* Work to complete: Some lines in the listing below may include the string "selected". How many are there? Give only the number.

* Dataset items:
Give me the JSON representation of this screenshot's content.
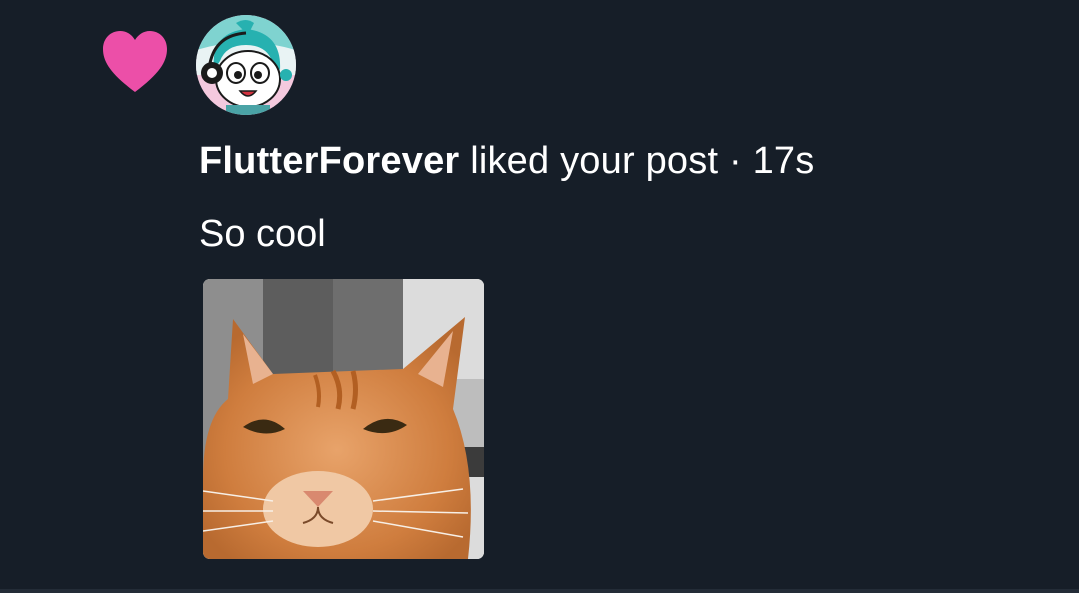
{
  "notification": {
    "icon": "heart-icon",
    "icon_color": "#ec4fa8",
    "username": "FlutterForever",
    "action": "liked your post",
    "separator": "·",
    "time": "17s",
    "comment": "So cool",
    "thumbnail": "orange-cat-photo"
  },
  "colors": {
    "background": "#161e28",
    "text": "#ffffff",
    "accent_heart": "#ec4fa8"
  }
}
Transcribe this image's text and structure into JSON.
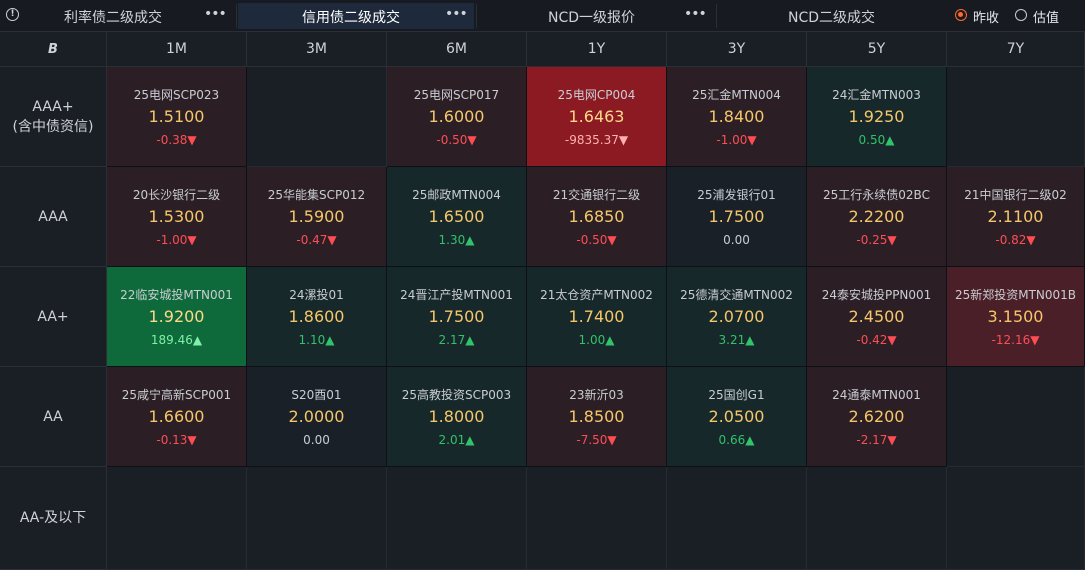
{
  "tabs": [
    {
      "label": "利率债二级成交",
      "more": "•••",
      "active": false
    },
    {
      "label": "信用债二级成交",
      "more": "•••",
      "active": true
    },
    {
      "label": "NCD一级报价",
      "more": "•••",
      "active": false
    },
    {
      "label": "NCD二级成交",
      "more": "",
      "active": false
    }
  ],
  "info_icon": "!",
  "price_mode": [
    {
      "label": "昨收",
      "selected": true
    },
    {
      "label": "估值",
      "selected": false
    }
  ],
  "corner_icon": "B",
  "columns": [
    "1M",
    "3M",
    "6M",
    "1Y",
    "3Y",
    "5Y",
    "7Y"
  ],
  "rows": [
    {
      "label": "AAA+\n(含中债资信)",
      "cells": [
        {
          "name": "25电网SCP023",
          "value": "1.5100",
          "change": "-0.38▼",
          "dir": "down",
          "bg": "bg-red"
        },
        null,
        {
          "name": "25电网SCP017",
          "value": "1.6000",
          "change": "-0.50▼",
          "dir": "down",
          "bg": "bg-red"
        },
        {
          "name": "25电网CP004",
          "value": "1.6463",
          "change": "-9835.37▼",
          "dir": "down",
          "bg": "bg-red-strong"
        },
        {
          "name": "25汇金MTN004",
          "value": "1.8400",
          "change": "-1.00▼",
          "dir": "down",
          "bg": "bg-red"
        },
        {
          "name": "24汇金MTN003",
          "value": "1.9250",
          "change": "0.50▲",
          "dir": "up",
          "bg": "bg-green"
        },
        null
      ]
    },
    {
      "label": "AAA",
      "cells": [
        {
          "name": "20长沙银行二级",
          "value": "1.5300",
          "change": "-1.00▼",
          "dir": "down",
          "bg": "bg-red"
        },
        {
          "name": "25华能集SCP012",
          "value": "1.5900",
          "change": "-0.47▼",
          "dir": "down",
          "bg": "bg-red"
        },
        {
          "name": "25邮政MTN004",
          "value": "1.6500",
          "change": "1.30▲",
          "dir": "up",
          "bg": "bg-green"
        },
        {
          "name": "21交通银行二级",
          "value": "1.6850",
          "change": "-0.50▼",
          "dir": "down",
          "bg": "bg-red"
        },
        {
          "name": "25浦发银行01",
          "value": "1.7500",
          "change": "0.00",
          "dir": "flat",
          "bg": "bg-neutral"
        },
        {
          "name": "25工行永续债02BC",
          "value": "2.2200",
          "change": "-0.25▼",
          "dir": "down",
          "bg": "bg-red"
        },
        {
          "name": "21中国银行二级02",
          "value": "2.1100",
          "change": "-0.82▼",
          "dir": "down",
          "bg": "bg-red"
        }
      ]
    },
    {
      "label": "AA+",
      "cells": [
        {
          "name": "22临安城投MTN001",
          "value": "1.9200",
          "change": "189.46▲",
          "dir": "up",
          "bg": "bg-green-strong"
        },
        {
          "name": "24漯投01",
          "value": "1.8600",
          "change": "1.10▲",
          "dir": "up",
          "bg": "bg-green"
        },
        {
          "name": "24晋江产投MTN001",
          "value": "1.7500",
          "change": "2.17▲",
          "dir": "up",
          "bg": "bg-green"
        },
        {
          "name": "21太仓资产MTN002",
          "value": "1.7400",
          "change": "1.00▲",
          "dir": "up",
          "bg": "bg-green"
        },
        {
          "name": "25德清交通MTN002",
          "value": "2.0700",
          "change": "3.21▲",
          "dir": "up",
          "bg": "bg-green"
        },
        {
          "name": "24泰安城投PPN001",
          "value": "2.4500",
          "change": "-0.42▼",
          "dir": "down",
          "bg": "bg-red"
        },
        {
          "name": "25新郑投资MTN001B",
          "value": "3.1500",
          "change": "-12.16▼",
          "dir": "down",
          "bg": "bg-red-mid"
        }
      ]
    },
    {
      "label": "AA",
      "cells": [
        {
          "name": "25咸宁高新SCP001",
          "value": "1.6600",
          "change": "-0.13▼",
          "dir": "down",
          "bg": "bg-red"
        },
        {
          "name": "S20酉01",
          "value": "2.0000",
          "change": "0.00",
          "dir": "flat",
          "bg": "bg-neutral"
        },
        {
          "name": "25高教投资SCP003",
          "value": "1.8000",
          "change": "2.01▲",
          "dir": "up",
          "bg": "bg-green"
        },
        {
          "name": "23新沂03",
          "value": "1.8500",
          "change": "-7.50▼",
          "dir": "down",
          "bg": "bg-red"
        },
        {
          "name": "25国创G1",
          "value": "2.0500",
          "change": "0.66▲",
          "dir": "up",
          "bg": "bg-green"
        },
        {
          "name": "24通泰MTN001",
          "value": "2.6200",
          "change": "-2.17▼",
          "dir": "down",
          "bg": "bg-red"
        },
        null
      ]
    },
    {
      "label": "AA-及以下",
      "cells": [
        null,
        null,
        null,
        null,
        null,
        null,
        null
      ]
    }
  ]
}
---
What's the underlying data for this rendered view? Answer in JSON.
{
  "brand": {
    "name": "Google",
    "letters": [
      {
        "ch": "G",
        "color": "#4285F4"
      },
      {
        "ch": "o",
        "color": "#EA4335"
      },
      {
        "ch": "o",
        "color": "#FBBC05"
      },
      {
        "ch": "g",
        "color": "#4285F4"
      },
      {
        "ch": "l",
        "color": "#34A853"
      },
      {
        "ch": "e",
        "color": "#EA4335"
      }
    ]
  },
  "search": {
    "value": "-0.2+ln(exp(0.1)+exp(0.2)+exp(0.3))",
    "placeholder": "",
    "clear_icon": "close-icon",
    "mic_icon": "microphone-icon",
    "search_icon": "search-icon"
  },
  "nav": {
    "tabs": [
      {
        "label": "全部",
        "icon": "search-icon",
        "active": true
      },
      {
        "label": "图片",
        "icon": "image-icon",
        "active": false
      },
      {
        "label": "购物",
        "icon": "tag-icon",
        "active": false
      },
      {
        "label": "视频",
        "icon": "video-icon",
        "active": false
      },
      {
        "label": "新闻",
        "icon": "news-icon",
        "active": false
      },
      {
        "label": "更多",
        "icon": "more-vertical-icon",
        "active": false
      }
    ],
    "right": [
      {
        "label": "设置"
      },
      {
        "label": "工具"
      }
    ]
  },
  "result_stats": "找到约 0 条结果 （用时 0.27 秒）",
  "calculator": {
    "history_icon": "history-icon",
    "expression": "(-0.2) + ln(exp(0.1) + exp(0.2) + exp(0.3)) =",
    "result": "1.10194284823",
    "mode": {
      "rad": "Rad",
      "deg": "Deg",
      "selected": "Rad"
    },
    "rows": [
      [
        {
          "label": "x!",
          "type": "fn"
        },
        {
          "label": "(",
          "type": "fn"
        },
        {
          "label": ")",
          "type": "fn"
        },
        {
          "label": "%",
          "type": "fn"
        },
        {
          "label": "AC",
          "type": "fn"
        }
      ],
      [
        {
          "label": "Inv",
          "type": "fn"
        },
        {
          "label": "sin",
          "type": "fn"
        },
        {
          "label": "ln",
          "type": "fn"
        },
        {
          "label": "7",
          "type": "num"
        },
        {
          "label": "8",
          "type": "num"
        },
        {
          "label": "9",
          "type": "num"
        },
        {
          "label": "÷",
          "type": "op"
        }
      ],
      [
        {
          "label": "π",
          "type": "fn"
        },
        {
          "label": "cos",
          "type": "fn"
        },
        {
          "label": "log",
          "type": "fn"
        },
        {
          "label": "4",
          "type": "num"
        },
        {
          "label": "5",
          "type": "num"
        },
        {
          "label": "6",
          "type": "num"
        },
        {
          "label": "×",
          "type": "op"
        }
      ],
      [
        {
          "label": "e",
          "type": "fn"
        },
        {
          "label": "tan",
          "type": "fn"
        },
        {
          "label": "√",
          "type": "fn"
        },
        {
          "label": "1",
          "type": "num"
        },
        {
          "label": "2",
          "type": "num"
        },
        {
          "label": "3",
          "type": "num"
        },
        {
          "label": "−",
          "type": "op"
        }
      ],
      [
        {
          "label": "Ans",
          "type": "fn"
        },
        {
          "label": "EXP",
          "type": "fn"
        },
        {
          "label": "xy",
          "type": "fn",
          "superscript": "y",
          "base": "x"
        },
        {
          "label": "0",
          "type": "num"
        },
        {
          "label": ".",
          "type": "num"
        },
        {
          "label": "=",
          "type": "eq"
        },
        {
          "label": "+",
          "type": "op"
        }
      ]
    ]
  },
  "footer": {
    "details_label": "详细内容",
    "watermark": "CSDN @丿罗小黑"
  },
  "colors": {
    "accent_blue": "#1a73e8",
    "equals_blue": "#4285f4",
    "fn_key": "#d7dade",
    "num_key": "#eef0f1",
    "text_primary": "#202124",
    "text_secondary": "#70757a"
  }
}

* Exercise output: 3